What is needed: Copy each line of the listing below exactly.

Collected data:
[start]

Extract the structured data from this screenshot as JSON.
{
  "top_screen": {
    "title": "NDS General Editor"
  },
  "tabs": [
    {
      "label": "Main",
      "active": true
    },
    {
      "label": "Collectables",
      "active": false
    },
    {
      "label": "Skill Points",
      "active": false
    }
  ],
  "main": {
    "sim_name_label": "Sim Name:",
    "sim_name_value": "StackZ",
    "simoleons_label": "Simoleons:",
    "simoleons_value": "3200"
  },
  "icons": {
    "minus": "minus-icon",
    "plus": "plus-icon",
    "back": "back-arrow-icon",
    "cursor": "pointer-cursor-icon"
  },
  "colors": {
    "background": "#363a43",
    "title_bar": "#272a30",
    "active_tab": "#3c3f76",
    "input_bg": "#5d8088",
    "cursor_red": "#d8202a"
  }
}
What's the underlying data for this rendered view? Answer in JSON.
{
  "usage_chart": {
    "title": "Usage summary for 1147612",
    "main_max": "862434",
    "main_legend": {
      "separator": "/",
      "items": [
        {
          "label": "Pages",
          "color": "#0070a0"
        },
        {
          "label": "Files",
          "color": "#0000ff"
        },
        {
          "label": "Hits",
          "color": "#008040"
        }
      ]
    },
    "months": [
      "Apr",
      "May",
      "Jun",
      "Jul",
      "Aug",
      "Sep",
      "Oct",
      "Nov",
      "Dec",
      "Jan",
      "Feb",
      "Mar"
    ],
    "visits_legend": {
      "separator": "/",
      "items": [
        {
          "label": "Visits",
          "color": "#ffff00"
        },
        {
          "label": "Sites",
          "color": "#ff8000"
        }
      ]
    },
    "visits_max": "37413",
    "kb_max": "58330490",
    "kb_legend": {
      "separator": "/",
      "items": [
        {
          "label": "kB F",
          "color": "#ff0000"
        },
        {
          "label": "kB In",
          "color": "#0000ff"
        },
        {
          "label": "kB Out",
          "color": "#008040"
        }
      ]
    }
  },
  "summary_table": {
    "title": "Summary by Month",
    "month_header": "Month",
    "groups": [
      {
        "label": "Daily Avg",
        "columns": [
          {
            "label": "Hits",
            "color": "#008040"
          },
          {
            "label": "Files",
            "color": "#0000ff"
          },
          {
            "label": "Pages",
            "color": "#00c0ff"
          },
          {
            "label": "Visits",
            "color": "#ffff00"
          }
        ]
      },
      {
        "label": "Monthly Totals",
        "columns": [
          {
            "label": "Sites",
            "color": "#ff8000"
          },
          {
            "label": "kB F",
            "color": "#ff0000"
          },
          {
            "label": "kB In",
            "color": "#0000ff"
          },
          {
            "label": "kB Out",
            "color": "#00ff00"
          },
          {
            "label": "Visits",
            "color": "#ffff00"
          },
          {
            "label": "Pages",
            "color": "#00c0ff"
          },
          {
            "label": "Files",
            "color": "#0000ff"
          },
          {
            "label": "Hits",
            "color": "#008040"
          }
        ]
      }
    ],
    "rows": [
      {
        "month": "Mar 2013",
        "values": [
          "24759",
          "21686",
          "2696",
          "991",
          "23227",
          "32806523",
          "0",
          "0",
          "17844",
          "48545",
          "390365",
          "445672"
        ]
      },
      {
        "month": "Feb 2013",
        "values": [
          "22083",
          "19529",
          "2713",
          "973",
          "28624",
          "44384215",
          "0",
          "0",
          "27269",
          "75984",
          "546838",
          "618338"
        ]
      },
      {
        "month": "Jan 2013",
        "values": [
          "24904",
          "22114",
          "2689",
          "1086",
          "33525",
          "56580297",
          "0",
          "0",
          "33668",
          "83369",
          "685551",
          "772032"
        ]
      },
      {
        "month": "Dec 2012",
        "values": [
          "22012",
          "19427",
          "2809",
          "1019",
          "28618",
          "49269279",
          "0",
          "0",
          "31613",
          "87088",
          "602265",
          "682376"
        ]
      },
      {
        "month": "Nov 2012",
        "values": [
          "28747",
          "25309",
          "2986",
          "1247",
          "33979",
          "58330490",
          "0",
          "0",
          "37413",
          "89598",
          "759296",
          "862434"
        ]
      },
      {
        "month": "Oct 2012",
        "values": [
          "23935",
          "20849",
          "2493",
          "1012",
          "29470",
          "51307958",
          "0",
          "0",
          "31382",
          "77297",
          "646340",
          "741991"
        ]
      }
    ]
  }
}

[end]

Exercise response:
Extract the structured data from this screenshot as JSON.
{
  "top_screen": {
    "title": "NDS General Editor"
  },
  "tabs": [
    {
      "label": "Main",
      "active": true
    },
    {
      "label": "Collectables",
      "active": false
    },
    {
      "label": "Skill Points",
      "active": false
    }
  ],
  "main": {
    "sim_name_label": "Sim Name:",
    "sim_name_value": "StackZ",
    "simoleons_label": "Simoleons:",
    "simoleons_value": "3200"
  },
  "icons": {
    "minus": "minus-icon",
    "plus": "plus-icon",
    "back": "back-arrow-icon",
    "cursor": "pointer-cursor-icon"
  },
  "colors": {
    "background": "#363a43",
    "title_bar": "#272a30",
    "active_tab": "#3c3f76",
    "input_bg": "#5d8088",
    "cursor_red": "#d8202a"
  }
}
What's the underlying data for this rendered view? Answer in JSON.
{
  "usage_chart": {
    "title": "Usage summary for 1147612",
    "main_max": "862434",
    "main_legend": {
      "separator": "/",
      "items": [
        {
          "label": "Pages",
          "color": "#0070a0"
        },
        {
          "label": "Files",
          "color": "#0000ff"
        },
        {
          "label": "Hits",
          "color": "#008040"
        }
      ]
    },
    "months": [
      "Apr",
      "May",
      "Jun",
      "Jul",
      "Aug",
      "Sep",
      "Oct",
      "Nov",
      "Dec",
      "Jan",
      "Feb",
      "Mar"
    ],
    "visits_legend": {
      "separator": "/",
      "items": [
        {
          "label": "Visits",
          "color": "#ffff00"
        },
        {
          "label": "Sites",
          "color": "#ff8000"
        }
      ]
    },
    "visits_max": "37413",
    "kb_max": "58330490",
    "kb_legend": {
      "separator": "/",
      "items": [
        {
          "label": "kB F",
          "color": "#ff0000"
        },
        {
          "label": "kB In",
          "color": "#0000ff"
        },
        {
          "label": "kB Out",
          "color": "#008040"
        }
      ]
    }
  },
  "summary_table": {
    "title": "Summary by Month",
    "month_header": "Month",
    "groups": [
      {
        "label": "Daily Avg",
        "columns": [
          {
            "label": "Hits",
            "color": "#008040"
          },
          {
            "label": "Files",
            "color": "#0000ff"
          },
          {
            "label": "Pages",
            "color": "#00c0ff"
          },
          {
            "label": "Visits",
            "color": "#ffff00"
          }
        ]
      },
      {
        "label": "Monthly Totals",
        "columns": [
          {
            "label": "Sites",
            "color": "#ff8000"
          },
          {
            "label": "kB F",
            "color": "#ff0000"
          },
          {
            "label": "kB In",
            "color": "#0000ff"
          },
          {
            "label": "kB Out",
            "color": "#00ff00"
          },
          {
            "label": "Visits",
            "color": "#ffff00"
          },
          {
            "label": "Pages",
            "color": "#00c0ff"
          },
          {
            "label": "Files",
            "color": "#0000ff"
          },
          {
            "label": "Hits",
            "color": "#008040"
          }
        ]
      }
    ],
    "rows": [
      {
        "month": "Mar 2013",
        "values": [
          "24759",
          "21686",
          "2696",
          "991",
          "23227",
          "32806523",
          "0",
          "0",
          "17844",
          "48545",
          "390365",
          "445672"
        ]
      },
      {
        "month": "Feb 2013",
        "values": [
          "22083",
          "19529",
          "2713",
          "973",
          "28624",
          "44384215",
          "0",
          "0",
          "27269",
          "75984",
          "546838",
          "618338"
        ]
      },
      {
        "month": "Jan 2013",
        "values": [
          "24904",
          "22114",
          "2689",
          "1086",
          "33525",
          "56580297",
          "0",
          "0",
          "33668",
          "83369",
          "685551",
          "772032"
        ]
      },
      {
        "month": "Dec 2012",
        "values": [
          "22012",
          "19427",
          "2809",
          "1019",
          "28618",
          "49269279",
          "0",
          "0",
          "31613",
          "87088",
          "602265",
          "682376"
        ]
      },
      {
        "month": "Nov 2012",
        "values": [
          "28747",
          "25309",
          "2986",
          "1247",
          "33979",
          "58330490",
          "0",
          "0",
          "37413",
          "89598",
          "759296",
          "862434"
        ]
      },
      {
        "month": "Oct 2012",
        "values": [
          "23935",
          "20849",
          "2493",
          "1012",
          "29470",
          "51307958",
          "0",
          "0",
          "31382",
          "77297",
          "646340",
          "741991"
        ]
      }
    ]
  }
}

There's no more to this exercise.